→ What to do:
Return every record verbatim.
:: Data for this task
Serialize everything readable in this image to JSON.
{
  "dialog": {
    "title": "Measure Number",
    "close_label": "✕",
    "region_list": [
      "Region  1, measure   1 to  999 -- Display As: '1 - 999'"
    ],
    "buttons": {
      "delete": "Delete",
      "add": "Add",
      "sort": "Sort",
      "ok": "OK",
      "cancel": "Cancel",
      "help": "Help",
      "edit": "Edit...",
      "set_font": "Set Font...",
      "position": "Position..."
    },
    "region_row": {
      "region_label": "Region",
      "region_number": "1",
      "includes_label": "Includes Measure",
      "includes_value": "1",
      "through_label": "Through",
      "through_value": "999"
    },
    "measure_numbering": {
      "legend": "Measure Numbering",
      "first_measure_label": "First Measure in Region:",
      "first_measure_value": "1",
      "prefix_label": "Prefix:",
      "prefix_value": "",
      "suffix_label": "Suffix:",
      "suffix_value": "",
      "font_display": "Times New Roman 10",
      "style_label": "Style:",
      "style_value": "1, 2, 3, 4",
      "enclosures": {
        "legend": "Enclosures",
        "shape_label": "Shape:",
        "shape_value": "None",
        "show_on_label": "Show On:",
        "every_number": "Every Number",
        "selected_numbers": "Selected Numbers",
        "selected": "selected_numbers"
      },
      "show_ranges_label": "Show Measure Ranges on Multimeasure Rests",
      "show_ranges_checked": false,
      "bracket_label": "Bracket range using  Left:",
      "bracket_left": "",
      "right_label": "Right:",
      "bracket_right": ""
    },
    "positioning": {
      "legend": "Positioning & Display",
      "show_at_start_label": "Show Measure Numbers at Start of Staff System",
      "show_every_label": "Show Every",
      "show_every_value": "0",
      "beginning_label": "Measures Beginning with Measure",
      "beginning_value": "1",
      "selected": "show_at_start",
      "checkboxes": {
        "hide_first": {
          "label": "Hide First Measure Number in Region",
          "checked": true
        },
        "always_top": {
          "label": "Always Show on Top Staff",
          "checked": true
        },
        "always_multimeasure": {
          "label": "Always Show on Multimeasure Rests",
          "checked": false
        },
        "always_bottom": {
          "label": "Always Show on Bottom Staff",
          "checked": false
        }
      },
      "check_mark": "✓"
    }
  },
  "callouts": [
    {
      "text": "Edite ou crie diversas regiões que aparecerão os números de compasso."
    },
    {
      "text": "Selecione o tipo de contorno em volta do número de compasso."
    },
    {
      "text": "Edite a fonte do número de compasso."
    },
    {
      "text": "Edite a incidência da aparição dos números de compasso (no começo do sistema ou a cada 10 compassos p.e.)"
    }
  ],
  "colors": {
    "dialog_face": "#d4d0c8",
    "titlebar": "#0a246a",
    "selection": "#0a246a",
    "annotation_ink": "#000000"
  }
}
::::
→ Solution to this task:
Serialize everything readable in this image to JSON.
{
  "dialog": {
    "title": "Measure Number",
    "close_label": "✕",
    "region_list": [
      "Region  1, measure   1 to  999 -- Display As: '1 - 999'"
    ],
    "buttons": {
      "delete": "Delete",
      "add": "Add",
      "sort": "Sort",
      "ok": "OK",
      "cancel": "Cancel",
      "help": "Help",
      "edit": "Edit...",
      "set_font": "Set Font...",
      "position": "Position..."
    },
    "region_row": {
      "region_label": "Region",
      "region_number": "1",
      "includes_label": "Includes Measure",
      "includes_value": "1",
      "through_label": "Through",
      "through_value": "999"
    },
    "measure_numbering": {
      "legend": "Measure Numbering",
      "first_measure_label": "First Measure in Region:",
      "first_measure_value": "1",
      "prefix_label": "Prefix:",
      "prefix_value": "",
      "suffix_label": "Suffix:",
      "suffix_value": "",
      "font_display": "Times New Roman 10",
      "style_label": "Style:",
      "style_value": "1, 2, 3, 4",
      "enclosures": {
        "legend": "Enclosures",
        "shape_label": "Shape:",
        "shape_value": "None",
        "show_on_label": "Show On:",
        "every_number": "Every Number",
        "selected_numbers": "Selected Numbers",
        "selected": "selected_numbers"
      },
      "show_ranges_label": "Show Measure Ranges on Multimeasure Rests",
      "show_ranges_checked": false,
      "bracket_label": "Bracket range using  Left:",
      "bracket_left": "",
      "right_label": "Right:",
      "bracket_right": ""
    },
    "positioning": {
      "legend": "Positioning & Display",
      "show_at_start_label": "Show Measure Numbers at Start of Staff System",
      "show_every_label": "Show Every",
      "show_every_value": "0",
      "beginning_label": "Measures Beginning with Measure",
      "beginning_value": "1",
      "selected": "show_at_start",
      "checkboxes": {
        "hide_first": {
          "label": "Hide First Measure Number in Region",
          "checked": true
        },
        "always_top": {
          "label": "Always Show on Top Staff",
          "checked": true
        },
        "always_multimeasure": {
          "label": "Always Show on Multimeasure Rests",
          "checked": false
        },
        "always_bottom": {
          "label": "Always Show on Bottom Staff",
          "checked": false
        }
      },
      "check_mark": "✓"
    }
  },
  "callouts": [
    {
      "text": "Edite ou crie diversas regiões que aparecerão os números de compasso."
    },
    {
      "text": "Selecione o tipo de contorno em volta do número de compasso."
    },
    {
      "text": "Edite a fonte do número de compasso."
    },
    {
      "text": "Edite a incidência da aparição dos números de compasso (no começo do sistema ou a cada 10 compassos p.e.)"
    }
  ],
  "colors": {
    "dialog_face": "#d4d0c8",
    "titlebar": "#0a246a",
    "selection": "#0a246a",
    "annotation_ink": "#000000"
  }
}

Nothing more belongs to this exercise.